**WHAT TO WORK ON**
Copy the records below line for line, with every character unchanged. Leave out the pictures.

**TASK DATA**
——————————

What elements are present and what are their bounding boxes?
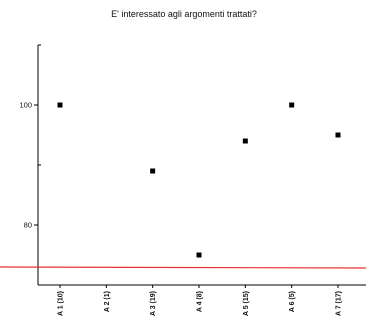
data-point xyxy=(57,102,63,108)
chart-title: E' interessato agli argomenti trattati? xyxy=(111,9,257,19)
data-point xyxy=(289,102,295,108)
data-point xyxy=(242,138,248,144)
x-tick-label: A 4 (8) xyxy=(197,291,204,312)
x-tick-label: A 1 (10) xyxy=(58,291,65,316)
y-tick-label: 80 xyxy=(24,221,32,230)
data-point xyxy=(150,168,156,174)
x-tick-label: A 3 (19) xyxy=(150,291,157,316)
x-tick-label: A 7 (17) xyxy=(336,291,343,316)
x-tick-label: A 2 (1) xyxy=(104,291,111,312)
data-point xyxy=(196,252,202,258)
y-tick-label: 100 xyxy=(19,101,32,110)
x-tick-label: A 6 (5) xyxy=(289,291,296,312)
x-tick-label: A 5 (15) xyxy=(243,291,250,316)
data-point xyxy=(335,132,341,138)
reference-line xyxy=(0,266,366,269)
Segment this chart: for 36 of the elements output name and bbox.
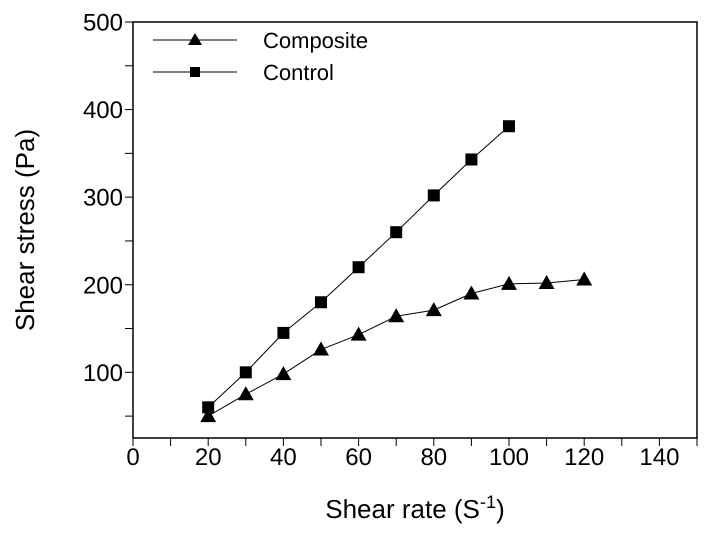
point bbox=[350, 326, 367, 341]
point bbox=[501, 276, 517, 290]
point bbox=[275, 366, 292, 380]
y-tick-label: 200 bbox=[82, 272, 123, 300]
point bbox=[426, 302, 442, 316]
y-tick-label: 400 bbox=[82, 97, 123, 124]
point bbox=[315, 296, 327, 308]
legend-label: Control bbox=[263, 60, 334, 85]
x-tick-label: 120 bbox=[564, 444, 604, 472]
x-axis-title: Shear rate (S$^{-1}$) bbox=[325, 492, 505, 524]
y-tick-label: 300 bbox=[82, 184, 123, 212]
point bbox=[277, 326, 290, 339]
x-tick-label: 140 bbox=[639, 444, 680, 472]
y-axis-title: Shear stress (Pa) bbox=[10, 128, 40, 332]
point bbox=[388, 308, 404, 322]
point bbox=[240, 366, 252, 378]
point bbox=[390, 226, 402, 238]
point bbox=[313, 342, 329, 356]
legend-label: Composite bbox=[263, 28, 368, 53]
x-tick-label: 100 bbox=[488, 444, 530, 472]
x-tick-label: 20 bbox=[194, 444, 222, 472]
x-tick-label: 60 bbox=[345, 444, 372, 472]
point bbox=[576, 271, 592, 286]
point bbox=[465, 154, 478, 166]
point bbox=[463, 285, 480, 300]
point bbox=[238, 386, 254, 400]
point bbox=[428, 189, 440, 202]
x-tick-label: 80 bbox=[420, 444, 448, 472]
x-tick-label: 40 bbox=[270, 444, 297, 472]
y-tick-label: 500 bbox=[82, 10, 123, 37]
point bbox=[538, 274, 555, 289]
y-tick-label: 100 bbox=[82, 360, 123, 387]
point bbox=[352, 261, 365, 274]
point bbox=[503, 120, 515, 132]
x-tick-label: 0 bbox=[126, 444, 140, 472]
point bbox=[202, 401, 214, 414]
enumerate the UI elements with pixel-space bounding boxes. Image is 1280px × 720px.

——————————

**EXERCISE SOLUTION**
What elements are present and what are their bounding boxes?
data-point xyxy=(57,102,63,108)
chart-title: E' interessato agli argomenti trattati? xyxy=(111,9,257,19)
data-point xyxy=(289,102,295,108)
data-point xyxy=(242,138,248,144)
x-tick-label: A 4 (8) xyxy=(197,291,204,312)
x-tick-label: A 1 (10) xyxy=(58,291,65,316)
y-tick-label: 80 xyxy=(24,221,32,230)
data-point xyxy=(150,168,156,174)
x-tick-label: A 3 (19) xyxy=(150,291,157,316)
x-tick-label: A 7 (17) xyxy=(336,291,343,316)
x-tick-label: A 2 (1) xyxy=(104,291,111,312)
data-point xyxy=(196,252,202,258)
y-tick-label: 100 xyxy=(19,101,32,110)
x-tick-label: A 6 (5) xyxy=(289,291,296,312)
x-tick-label: A 5 (15) xyxy=(243,291,250,316)
data-point xyxy=(335,132,341,138)
reference-line xyxy=(0,266,366,269)
Segment this chart: for 36 of the elements output name and bbox.
point bbox=[350, 326, 367, 341]
point bbox=[501, 276, 517, 290]
point bbox=[275, 366, 292, 380]
y-tick-label: 200 bbox=[82, 272, 123, 300]
point bbox=[426, 302, 442, 316]
y-tick-label: 400 bbox=[82, 97, 123, 124]
point bbox=[315, 296, 327, 308]
legend-label: Control bbox=[263, 60, 334, 85]
x-tick-label: 120 bbox=[564, 444, 604, 472]
x-axis-title: Shear rate (S$^{-1}$) bbox=[325, 492, 505, 524]
y-tick-label: 300 bbox=[82, 184, 123, 212]
point bbox=[277, 326, 290, 339]
x-tick-label: 140 bbox=[639, 444, 680, 472]
y-axis-title: Shear stress (Pa) bbox=[10, 128, 40, 332]
point bbox=[388, 308, 404, 322]
point bbox=[240, 366, 252, 378]
point bbox=[390, 226, 402, 238]
point bbox=[313, 342, 329, 356]
legend-label: Composite bbox=[263, 28, 368, 53]
x-tick-label: 100 bbox=[488, 444, 530, 472]
x-tick-label: 20 bbox=[194, 444, 222, 472]
x-tick-label: 60 bbox=[345, 444, 372, 472]
point bbox=[576, 271, 592, 286]
point bbox=[465, 154, 478, 166]
point bbox=[463, 285, 480, 300]
point bbox=[238, 386, 254, 400]
point bbox=[428, 189, 440, 202]
x-tick-label: 80 bbox=[420, 444, 448, 472]
x-tick-label: 40 bbox=[270, 444, 297, 472]
y-tick-label: 500 bbox=[82, 10, 123, 37]
point bbox=[538, 274, 555, 289]
y-tick-label: 100 bbox=[82, 360, 123, 387]
point bbox=[352, 261, 365, 274]
point bbox=[503, 120, 515, 132]
x-tick-label: 0 bbox=[126, 444, 140, 472]
point bbox=[202, 401, 214, 414]
enumerate the UI elements with pixel-space bounding boxes. Image is 1280px × 720px.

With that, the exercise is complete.